# LISTED RECORDS:
+ + +

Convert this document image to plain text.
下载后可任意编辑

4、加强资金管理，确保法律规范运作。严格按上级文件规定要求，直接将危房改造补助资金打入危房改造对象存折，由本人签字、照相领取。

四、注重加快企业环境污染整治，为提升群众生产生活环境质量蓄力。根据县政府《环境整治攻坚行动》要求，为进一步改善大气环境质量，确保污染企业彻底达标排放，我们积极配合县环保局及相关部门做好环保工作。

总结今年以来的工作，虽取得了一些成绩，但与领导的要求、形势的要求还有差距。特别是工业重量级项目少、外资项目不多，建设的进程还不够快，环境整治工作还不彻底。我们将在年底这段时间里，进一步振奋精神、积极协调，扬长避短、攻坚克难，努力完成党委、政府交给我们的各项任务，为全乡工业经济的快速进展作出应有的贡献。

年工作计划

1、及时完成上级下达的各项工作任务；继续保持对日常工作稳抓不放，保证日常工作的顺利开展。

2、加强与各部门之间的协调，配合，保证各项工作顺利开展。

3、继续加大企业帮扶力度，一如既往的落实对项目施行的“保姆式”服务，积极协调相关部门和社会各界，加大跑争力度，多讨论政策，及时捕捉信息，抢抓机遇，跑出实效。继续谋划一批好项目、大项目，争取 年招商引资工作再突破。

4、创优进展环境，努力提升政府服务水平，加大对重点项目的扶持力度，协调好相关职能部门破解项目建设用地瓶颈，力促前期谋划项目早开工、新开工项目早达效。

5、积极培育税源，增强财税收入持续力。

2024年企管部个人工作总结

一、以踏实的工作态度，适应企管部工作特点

+ + +

# THE EXERCISE:
Make an exact copy of all the data.

# ANSWER TO THE TASK:
Convert this document image to plain text.
下载后可任意编辑

4、加强资金管理，确保法律规范运作。严格按上级文件规定要求，直接将危房改造补助资金打入危房改造对象存折，由本人签字、照相领取。

四、注重加快企业环境污染整治，为提升群众生产生活环境质量蓄力。根据县政府《环境整治攻坚行动》要求，为进一步改善大气环境质量，确保污染企业彻底达标排放，我们积极配合县环保局及相关部门做好环保工作。

总结今年以来的工作，虽取得了一些成绩，但与领导的要求、形势的要求还有差距。特别是工业重量级项目少、外资项目不多，建设的进程还不够快，环境整治工作还不彻底。我们将在年底这段时间里，进一步振奋精神、积极协调，扬长避短、攻坚克难，努力完成党委、政府交给我们的各项任务，为全乡工业经济的快速进展作出应有的贡献。

年工作计划

1、及时完成上级下达的各项工作任务；继续保持对日常工作稳抓不放，保证日常工作的顺利开展。

2、加强与各部门之间的协调，配合，保证各项工作顺利开展。

3、继续加大企业帮扶力度，一如既往的落实对项目施行的“保姆式”服务，积极协调相关部门和社会各界，加大跑争力度，多讨论政策，及时捕捉信息，抢抓机遇，跑出实效。继续谋划一批好项目、大项目，争取 年招商引资工作再突破。

4、创优进展环境，努力提升政府服务水平，加大对重点项目的扶持力度，协调好相关职能部门破解项目建设用地瓶颈，力促前期谋划项目早开工、新开工项目早达效。

5、积极培育税源，增强财税收入持续力。

2024年企管部个人工作总结

一、以踏实的工作态度，适应企管部工作特点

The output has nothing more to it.